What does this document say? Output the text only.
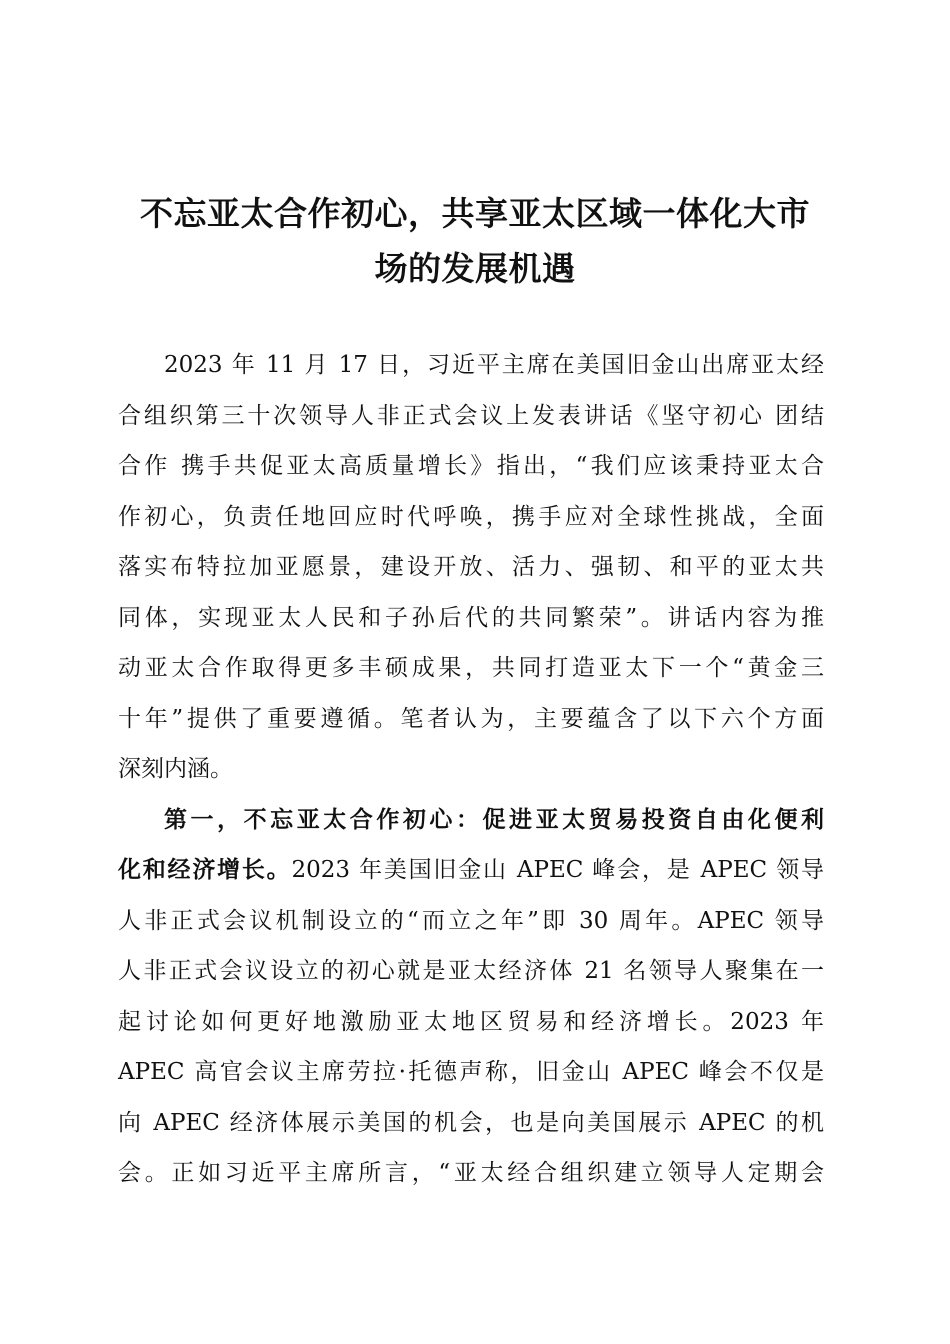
不忘亚太合作初心，共享亚太区域一体化大市
场的发展机遇

2023 年 11 月 17 日，习近平主席在美国旧金山出席亚太经
合组织第三十次领导人非正式会议上发表讲话《坚守初心 团结
合作 携手共促亚太高质量增长》指出，“我们应该秉持亚太合
作初心，负责任地回应时代呼唤，携手应对全球性挑战，全面
落实布特拉加亚愿景，建设开放、活力、强韧、和平的亚太共
同体，实现亚太人民和子孙后代的共同繁荣”。讲话内容为推
动亚太合作取得更多丰硕成果，共同打造亚太下一个“黄金三
十年”提供了重要遵循。笔者认为，主要蕴含了以下六个方面
深刻内涵。

第一，不忘亚太合作初心：促进亚太贸易投资自由化便利
化和经济增长。2023 年美国旧金山 APEC 峰会，是 APEC 领导
人非正式会议机制设立的“而立之年”即 30 周年。APEC 领导
人非正式会议设立的初心就是亚太经济体 21 名领导人聚集在一
起讨论如何更好地激励亚太地区贸易和经济增长。2023 年
APEC 高官会议主席劳拉·托德声称，旧金山 APEC 峰会不仅是
向 APEC 经济体展示美国的机会，也是向美国展示 APEC 的机
会。正如习近平主席所言，“亚太经合组织建立领导人定期会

☆ ☆ ☆ ☆ ☆

## Description of the task
Apart from the pictures, the entries above are to be repeated in full and exactly.

## Answer below
What does this document say? Output the text only.
不忘亚太合作初心，共享亚太区域一体化大市
场的发展机遇

2023 年 11 月 17 日，习近平主席在美国旧金山出席亚太经
合组织第三十次领导人非正式会议上发表讲话《坚守初心 团结
合作 携手共促亚太高质量增长》指出，“我们应该秉持亚太合
作初心，负责任地回应时代呼唤，携手应对全球性挑战，全面
落实布特拉加亚愿景，建设开放、活力、强韧、和平的亚太共
同体，实现亚太人民和子孙后代的共同繁荣”。讲话内容为推
动亚太合作取得更多丰硕成果，共同打造亚太下一个“黄金三
十年”提供了重要遵循。笔者认为，主要蕴含了以下六个方面
深刻内涵。

第一，不忘亚太合作初心：促进亚太贸易投资自由化便利
化和经济增长。2023 年美国旧金山 APEC 峰会，是 APEC 领导
人非正式会议机制设立的“而立之年”即 30 周年。APEC 领导
人非正式会议设立的初心就是亚太经济体 21 名领导人聚集在一
起讨论如何更好地激励亚太地区贸易和经济增长。2023 年
APEC 高官会议主席劳拉·托德声称，旧金山 APEC 峰会不仅是
向 APEC 经济体展示美国的机会，也是向美国展示 APEC 的机
会。正如习近平主席所言，“亚太经合组织建立领导人定期会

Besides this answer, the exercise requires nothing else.